(Chart and figure data)

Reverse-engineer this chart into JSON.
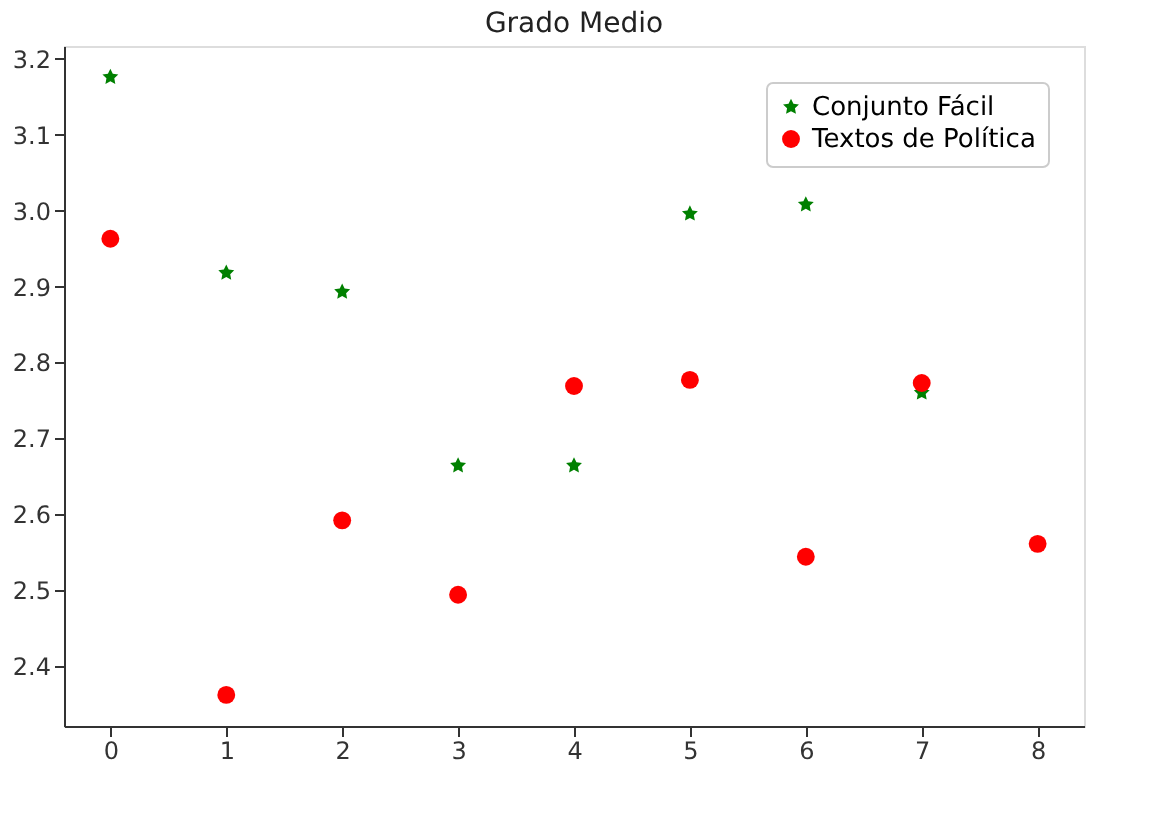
{
  "chart_data": {
    "type": "scatter",
    "title": "Grado Medio",
    "xlim": [
      -0.4,
      8.4
    ],
    "xticks": [
      0,
      1,
      2,
      3,
      4,
      5,
      6,
      7,
      8
    ],
    "ylim": [
      2.321,
      3.217
    ],
    "yticks": [
      2.4,
      2.5,
      2.6,
      2.7,
      2.8,
      2.9,
      {
        "value": 3,
        "label": "3.0"
      },
      3.1,
      3.2
    ],
    "grid": false,
    "legend": "top right",
    "series": [
      {
        "name": "Conjunto Fácil",
        "color": "#008000",
        "marker": "star",
        "x": [
          0,
          1,
          2,
          3,
          4,
          5,
          6,
          7
        ],
        "values": [
          3.176,
          2.918,
          2.893,
          2.664,
          2.664,
          2.996,
          3.008,
          2.76
        ]
      },
      {
        "name": "Textos de Política",
        "color": "#ff0000",
        "marker": "circle",
        "x": [
          0,
          1,
          2,
          3,
          4,
          5,
          6,
          7,
          8
        ],
        "values": [
          2.963,
          2.362,
          2.592,
          2.494,
          2.769,
          2.777,
          2.544,
          2.773,
          2.561
        ]
      }
    ]
  }
}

▶ What to do
Which lines of the data include "name"? Copy each of them.

▶ Exercise answer
        "name": "Conjunto Fácil",
        "name": "Textos de Política",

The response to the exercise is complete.